Stated problem ▸ Locate the lines of the listing below that hold "arrow", then copy each of them.

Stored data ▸

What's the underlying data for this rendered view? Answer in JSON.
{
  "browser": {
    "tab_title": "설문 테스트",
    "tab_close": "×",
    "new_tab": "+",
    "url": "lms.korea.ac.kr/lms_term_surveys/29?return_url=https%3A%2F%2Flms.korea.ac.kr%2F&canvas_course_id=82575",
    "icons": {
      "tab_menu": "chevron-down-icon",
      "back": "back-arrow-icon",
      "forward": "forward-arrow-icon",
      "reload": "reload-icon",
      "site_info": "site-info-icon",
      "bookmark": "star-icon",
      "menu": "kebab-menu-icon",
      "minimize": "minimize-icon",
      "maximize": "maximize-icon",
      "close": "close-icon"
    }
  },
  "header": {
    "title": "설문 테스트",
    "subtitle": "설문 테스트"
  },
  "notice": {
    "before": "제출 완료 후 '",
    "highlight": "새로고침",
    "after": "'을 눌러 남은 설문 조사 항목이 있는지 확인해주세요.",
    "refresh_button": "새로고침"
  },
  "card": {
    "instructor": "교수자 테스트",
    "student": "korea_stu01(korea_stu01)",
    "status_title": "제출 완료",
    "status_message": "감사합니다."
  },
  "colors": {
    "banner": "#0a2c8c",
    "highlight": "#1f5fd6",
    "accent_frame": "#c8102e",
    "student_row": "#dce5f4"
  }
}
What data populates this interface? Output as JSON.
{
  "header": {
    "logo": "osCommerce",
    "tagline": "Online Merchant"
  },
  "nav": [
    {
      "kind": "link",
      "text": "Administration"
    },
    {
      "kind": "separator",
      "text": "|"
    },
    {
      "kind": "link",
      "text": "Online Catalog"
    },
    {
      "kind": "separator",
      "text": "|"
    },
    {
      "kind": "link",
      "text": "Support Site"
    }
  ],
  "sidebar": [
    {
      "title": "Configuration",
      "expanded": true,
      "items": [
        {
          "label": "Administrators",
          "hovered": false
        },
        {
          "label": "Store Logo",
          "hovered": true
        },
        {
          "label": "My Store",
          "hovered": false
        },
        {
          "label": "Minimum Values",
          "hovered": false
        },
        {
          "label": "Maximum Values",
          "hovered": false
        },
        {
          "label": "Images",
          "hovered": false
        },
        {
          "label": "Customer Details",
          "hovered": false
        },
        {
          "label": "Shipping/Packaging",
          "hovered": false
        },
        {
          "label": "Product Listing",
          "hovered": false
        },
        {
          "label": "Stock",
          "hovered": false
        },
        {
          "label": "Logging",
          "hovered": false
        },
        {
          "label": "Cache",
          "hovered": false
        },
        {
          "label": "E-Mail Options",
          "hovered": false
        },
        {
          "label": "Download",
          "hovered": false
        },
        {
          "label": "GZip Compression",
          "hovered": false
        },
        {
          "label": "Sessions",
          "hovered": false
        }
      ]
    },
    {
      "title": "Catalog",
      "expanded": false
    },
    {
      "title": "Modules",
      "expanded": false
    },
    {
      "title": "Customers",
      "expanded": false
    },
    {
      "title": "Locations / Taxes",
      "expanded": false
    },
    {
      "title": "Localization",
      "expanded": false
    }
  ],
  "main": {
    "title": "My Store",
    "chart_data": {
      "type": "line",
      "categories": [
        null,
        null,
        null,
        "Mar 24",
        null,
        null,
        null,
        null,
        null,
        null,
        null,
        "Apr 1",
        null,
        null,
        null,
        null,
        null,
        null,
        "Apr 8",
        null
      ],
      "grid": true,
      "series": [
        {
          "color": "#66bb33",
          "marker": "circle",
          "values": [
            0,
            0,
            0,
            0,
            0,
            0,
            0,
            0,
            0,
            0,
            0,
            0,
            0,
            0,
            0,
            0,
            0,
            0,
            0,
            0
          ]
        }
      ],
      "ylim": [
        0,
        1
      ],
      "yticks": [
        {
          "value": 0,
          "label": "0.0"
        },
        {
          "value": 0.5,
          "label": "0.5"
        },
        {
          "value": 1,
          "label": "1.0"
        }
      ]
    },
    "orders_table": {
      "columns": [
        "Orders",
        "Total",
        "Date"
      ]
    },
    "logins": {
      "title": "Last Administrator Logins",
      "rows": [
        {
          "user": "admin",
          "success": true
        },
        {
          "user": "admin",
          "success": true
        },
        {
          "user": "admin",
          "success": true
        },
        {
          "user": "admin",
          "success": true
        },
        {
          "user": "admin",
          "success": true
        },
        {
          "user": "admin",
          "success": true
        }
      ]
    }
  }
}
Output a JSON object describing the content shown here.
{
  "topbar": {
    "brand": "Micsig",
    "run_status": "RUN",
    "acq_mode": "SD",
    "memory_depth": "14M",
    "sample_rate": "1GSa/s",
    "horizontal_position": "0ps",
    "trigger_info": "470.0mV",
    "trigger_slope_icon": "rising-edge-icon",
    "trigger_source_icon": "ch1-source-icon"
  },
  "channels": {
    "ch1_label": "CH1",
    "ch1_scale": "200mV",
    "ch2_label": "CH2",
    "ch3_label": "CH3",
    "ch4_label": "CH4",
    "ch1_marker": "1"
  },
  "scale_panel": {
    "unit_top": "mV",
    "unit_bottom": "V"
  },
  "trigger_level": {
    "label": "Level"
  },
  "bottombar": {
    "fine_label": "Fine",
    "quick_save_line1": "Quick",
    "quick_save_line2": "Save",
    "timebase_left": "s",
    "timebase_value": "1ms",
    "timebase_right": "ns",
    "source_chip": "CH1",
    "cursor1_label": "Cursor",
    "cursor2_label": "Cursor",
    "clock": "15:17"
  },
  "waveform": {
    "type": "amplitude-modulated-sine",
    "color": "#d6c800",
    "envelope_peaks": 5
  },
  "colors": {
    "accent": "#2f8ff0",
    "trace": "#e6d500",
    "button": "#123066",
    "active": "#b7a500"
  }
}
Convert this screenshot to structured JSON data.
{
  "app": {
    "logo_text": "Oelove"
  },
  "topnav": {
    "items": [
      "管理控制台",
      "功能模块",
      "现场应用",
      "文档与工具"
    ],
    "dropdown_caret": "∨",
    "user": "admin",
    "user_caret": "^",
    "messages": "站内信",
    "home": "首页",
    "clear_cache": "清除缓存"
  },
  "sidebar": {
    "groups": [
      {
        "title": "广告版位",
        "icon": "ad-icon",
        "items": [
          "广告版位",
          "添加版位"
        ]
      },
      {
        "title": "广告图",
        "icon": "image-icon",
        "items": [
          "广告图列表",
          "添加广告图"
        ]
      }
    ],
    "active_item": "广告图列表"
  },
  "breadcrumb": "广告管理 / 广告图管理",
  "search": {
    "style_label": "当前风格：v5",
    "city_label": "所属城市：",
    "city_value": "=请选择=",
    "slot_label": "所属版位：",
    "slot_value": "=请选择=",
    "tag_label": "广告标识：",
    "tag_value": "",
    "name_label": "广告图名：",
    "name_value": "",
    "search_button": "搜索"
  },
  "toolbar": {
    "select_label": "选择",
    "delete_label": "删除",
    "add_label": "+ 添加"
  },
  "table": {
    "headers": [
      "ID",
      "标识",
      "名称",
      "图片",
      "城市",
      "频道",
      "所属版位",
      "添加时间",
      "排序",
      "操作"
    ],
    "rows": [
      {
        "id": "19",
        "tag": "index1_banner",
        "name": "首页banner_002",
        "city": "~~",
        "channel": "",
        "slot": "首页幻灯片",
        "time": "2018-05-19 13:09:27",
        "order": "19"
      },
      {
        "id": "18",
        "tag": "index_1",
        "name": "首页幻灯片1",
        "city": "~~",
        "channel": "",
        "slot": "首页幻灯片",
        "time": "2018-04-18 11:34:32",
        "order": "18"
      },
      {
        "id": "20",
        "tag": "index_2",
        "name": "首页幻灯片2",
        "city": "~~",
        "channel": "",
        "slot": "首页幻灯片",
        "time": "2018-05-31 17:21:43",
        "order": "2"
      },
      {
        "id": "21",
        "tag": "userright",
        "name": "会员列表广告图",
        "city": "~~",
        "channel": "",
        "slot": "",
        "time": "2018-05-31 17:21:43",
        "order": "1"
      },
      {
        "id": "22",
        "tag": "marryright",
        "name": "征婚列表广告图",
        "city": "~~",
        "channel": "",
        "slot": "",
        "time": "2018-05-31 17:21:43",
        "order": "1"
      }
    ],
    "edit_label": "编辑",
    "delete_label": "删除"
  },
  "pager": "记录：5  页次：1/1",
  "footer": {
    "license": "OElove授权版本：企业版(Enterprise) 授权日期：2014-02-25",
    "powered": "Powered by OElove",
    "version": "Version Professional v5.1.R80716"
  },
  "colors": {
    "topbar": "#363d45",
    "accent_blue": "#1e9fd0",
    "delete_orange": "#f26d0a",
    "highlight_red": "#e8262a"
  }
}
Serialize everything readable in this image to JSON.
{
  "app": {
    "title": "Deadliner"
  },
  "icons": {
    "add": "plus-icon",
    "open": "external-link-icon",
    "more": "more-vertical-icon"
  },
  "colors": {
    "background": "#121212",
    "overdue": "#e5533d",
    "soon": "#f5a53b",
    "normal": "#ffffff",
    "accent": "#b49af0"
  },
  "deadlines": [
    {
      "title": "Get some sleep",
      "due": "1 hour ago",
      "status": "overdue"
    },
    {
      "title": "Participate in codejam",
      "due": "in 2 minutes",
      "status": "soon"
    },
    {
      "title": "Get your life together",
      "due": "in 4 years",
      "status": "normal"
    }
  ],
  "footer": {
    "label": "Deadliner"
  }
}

Answer for this exercise ▸
      "back": "back-arrow-icon",
      "forward": "forward-arrow-icon",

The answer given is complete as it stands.